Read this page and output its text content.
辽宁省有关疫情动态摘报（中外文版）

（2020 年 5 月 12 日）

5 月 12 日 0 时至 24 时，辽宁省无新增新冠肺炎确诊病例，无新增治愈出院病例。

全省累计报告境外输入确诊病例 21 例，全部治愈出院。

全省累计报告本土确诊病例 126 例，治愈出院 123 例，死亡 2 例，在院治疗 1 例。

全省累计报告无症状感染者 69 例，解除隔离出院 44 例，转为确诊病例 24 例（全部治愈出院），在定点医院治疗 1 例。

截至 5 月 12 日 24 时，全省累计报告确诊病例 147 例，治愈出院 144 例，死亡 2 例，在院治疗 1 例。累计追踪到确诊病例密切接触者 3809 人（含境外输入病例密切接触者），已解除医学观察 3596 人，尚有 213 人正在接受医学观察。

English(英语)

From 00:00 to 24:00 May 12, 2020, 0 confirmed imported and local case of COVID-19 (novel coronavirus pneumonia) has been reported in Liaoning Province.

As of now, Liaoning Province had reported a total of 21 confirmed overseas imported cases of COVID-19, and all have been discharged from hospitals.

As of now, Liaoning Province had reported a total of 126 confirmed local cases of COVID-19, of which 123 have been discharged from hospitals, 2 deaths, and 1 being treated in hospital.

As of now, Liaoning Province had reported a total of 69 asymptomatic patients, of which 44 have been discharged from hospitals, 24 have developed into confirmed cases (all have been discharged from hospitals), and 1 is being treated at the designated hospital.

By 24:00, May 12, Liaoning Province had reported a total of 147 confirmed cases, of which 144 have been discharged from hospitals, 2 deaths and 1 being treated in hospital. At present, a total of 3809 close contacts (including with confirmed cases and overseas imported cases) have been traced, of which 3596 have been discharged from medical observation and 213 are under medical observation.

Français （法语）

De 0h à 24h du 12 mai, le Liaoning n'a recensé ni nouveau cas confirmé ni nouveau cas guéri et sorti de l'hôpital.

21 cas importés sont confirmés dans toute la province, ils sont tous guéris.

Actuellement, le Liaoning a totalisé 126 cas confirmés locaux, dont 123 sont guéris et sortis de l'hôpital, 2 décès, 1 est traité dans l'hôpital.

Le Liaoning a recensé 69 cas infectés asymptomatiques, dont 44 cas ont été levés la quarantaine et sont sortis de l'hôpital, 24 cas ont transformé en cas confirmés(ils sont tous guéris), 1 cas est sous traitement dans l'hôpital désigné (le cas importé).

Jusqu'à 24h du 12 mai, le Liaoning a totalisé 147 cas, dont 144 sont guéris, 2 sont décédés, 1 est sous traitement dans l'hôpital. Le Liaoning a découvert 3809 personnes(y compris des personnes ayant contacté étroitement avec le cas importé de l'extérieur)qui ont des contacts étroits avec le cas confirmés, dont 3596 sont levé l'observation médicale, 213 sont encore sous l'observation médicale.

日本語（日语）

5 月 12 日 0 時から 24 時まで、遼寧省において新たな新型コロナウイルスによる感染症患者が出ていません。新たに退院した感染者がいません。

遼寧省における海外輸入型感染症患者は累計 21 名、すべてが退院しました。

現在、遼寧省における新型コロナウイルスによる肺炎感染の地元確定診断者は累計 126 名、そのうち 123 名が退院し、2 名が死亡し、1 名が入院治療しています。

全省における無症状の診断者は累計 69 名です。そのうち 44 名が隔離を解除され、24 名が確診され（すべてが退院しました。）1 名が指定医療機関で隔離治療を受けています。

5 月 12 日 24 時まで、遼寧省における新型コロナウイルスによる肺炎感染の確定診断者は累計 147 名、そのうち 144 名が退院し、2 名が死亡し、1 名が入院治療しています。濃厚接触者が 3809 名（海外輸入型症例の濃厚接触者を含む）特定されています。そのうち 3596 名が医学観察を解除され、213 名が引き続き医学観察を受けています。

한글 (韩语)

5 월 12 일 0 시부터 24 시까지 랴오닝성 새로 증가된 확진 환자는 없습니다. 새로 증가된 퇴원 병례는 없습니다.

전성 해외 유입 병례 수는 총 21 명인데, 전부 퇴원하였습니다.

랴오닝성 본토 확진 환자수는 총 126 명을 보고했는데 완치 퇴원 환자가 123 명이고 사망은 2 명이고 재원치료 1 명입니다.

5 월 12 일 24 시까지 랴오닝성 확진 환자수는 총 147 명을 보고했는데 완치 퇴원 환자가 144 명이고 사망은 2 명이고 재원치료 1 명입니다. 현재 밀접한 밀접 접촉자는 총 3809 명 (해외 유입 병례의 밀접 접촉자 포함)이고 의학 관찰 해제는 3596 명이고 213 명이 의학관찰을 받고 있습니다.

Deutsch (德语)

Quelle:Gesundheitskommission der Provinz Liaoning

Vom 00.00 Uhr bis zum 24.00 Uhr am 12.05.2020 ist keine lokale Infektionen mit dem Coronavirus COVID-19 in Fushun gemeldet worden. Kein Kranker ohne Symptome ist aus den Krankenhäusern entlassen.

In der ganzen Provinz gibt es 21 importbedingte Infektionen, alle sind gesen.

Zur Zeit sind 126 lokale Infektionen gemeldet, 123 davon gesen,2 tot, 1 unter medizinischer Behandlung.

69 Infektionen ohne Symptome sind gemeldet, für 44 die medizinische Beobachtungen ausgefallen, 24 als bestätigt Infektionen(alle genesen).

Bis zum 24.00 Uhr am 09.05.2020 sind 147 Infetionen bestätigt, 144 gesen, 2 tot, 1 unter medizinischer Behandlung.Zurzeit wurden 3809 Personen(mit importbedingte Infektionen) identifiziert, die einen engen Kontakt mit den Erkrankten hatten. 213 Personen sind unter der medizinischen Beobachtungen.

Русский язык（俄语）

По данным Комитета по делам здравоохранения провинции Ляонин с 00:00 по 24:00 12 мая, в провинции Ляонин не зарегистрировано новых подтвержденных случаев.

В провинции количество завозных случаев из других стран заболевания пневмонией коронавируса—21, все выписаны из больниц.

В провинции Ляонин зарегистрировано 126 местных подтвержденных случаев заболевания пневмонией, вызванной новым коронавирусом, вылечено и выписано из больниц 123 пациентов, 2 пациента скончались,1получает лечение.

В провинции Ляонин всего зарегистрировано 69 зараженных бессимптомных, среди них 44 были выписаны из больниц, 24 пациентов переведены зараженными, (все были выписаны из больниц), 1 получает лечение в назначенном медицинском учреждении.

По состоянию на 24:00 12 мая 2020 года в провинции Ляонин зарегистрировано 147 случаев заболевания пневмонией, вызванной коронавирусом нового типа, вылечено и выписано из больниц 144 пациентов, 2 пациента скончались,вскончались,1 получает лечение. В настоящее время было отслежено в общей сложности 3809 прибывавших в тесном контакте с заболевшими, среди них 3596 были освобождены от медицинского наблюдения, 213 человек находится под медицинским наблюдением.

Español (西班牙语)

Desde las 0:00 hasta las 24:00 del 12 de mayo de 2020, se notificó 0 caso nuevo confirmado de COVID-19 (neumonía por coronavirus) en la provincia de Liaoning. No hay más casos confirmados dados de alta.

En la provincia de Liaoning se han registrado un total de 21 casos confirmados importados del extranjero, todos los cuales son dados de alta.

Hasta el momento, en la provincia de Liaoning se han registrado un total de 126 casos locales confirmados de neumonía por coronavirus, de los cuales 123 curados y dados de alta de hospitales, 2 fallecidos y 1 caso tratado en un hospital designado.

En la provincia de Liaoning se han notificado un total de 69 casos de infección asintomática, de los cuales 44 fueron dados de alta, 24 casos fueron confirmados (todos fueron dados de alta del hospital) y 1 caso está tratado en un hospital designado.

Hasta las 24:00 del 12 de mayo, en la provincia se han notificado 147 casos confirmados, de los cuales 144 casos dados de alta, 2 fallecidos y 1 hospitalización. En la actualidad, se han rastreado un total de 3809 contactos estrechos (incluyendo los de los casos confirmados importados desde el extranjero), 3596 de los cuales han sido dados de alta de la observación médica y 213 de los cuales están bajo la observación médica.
● ● ●
§ Work item
Find and copy each line of the material that holds the word "名が退院し".

§ Output of the task
現在、遼寧省における新型コロナウイルスによる肺炎感染の地元確定診断者は累計 126 名、そのうち 123 名が退院し、2 名が死亡し、1 名が入院治療しています。
5 月 12 日 24 時まで、遼寧省における新型コロナウイルスによる肺炎感染の確定診断者は累計 147 名、そのうち 144 名が退院し、2 名が死亡し、1 名が入院治療しています。濃厚接触者が 3809 名（海外輸入型症例の濃厚接触者を含む）特定されています。そのうち 3596 名が医学観察を解除され、213 名が引き続き医学観察を受けています。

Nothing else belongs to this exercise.